What to produce: Restate the full set of records exactly, word for word.
─── Record excerpts ───
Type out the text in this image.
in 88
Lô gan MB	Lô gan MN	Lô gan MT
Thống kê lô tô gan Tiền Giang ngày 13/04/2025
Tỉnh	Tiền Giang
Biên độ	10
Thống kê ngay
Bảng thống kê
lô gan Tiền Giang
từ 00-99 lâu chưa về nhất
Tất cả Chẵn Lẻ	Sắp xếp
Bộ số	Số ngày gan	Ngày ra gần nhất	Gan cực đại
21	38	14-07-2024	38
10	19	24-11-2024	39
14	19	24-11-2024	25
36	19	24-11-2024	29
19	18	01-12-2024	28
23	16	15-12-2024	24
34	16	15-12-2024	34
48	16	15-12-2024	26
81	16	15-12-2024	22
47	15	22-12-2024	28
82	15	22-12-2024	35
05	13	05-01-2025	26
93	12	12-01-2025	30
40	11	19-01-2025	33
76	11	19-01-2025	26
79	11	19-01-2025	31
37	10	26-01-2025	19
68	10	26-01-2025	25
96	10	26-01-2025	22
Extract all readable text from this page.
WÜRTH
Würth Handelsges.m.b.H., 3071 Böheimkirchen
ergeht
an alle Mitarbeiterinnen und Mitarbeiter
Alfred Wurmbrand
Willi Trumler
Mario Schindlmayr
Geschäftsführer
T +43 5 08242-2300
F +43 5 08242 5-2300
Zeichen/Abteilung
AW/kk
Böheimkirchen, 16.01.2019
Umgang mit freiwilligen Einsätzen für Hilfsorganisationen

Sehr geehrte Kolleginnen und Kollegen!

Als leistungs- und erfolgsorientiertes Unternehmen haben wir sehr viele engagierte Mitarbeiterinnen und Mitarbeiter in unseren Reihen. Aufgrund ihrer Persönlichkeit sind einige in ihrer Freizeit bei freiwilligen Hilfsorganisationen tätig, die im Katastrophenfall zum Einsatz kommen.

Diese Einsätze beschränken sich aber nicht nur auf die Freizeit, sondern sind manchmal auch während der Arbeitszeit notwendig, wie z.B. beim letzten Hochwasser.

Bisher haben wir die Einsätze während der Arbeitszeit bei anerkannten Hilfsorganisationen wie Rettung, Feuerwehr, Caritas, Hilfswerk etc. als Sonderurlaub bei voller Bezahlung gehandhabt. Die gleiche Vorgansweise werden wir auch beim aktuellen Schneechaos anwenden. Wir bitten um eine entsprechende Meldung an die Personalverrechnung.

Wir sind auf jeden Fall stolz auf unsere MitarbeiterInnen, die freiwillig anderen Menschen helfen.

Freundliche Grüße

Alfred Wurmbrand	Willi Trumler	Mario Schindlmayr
───
Task response:
Type out the text in this image.
in 88
Lô gan MB	Lô gan MN	Lô gan MT
Thống kê lô tô gan Tiền Giang ngày 13/04/2025
Tỉnh	Tiền Giang
Biên độ	10
Thống kê ngay
Bảng thống kê
lô gan Tiền Giang
từ 00-99 lâu chưa về nhất
Tất cả Chẵn Lẻ	Sắp xếp
Bộ số	Số ngày gan	Ngày ra gần nhất	Gan cực đại
21	38	14-07-2024	38
10	19	24-11-2024	39
14	19	24-11-2024	25
36	19	24-11-2024	29
19	18	01-12-2024	28
23	16	15-12-2024	24
34	16	15-12-2024	34
48	16	15-12-2024	26
81	16	15-12-2024	22
47	15	22-12-2024	28
82	15	22-12-2024	35
05	13	05-01-2025	26
93	12	12-01-2025	30
40	11	19-01-2025	33
76	11	19-01-2025	26
79	11	19-01-2025	31
37	10	26-01-2025	19
68	10	26-01-2025	25
96	10	26-01-2025	22
Extract all readable text from this page.
WÜRTH
Würth Handelsges.m.b.H., 3071 Böheimkirchen
ergeht
an alle Mitarbeiterinnen und Mitarbeiter
Alfred Wurmbrand
Willi Trumler
Mario Schindlmayr
Geschäftsführer
T +43 5 08242-2300
F +43 5 08242 5-2300
Zeichen/Abteilung
AW/kk
Böheimkirchen, 16.01.2019
Umgang mit freiwilligen Einsätzen für Hilfsorganisationen

Sehr geehrte Kolleginnen und Kollegen!

Als leistungs- und erfolgsorientiertes Unternehmen haben wir sehr viele engagierte Mitarbeiterinnen und Mitarbeiter in unseren Reihen. Aufgrund ihrer Persönlichkeit sind einige in ihrer Freizeit bei freiwilligen Hilfsorganisationen tätig, die im Katastrophenfall zum Einsatz kommen.

Diese Einsätze beschränken sich aber nicht nur auf die Freizeit, sondern sind manchmal auch während der Arbeitszeit notwendig, wie z.B. beim letzten Hochwasser.

Bisher haben wir die Einsätze während der Arbeitszeit bei anerkannten Hilfsorganisationen wie Rettung, Feuerwehr, Caritas, Hilfswerk etc. als Sonderurlaub bei voller Bezahlung gehandhabt. Die gleiche Vorgansweise werden wir auch beim aktuellen Schneechaos anwenden. Wir bitten um eine entsprechende Meldung an die Personalverrechnung.

Wir sind auf jeden Fall stolz auf unsere MitarbeiterInnen, die freiwillig anderen Menschen helfen.

Freundliche Grüße

Alfred Wurmbrand	Willi Trumler	Mario Schindlmayr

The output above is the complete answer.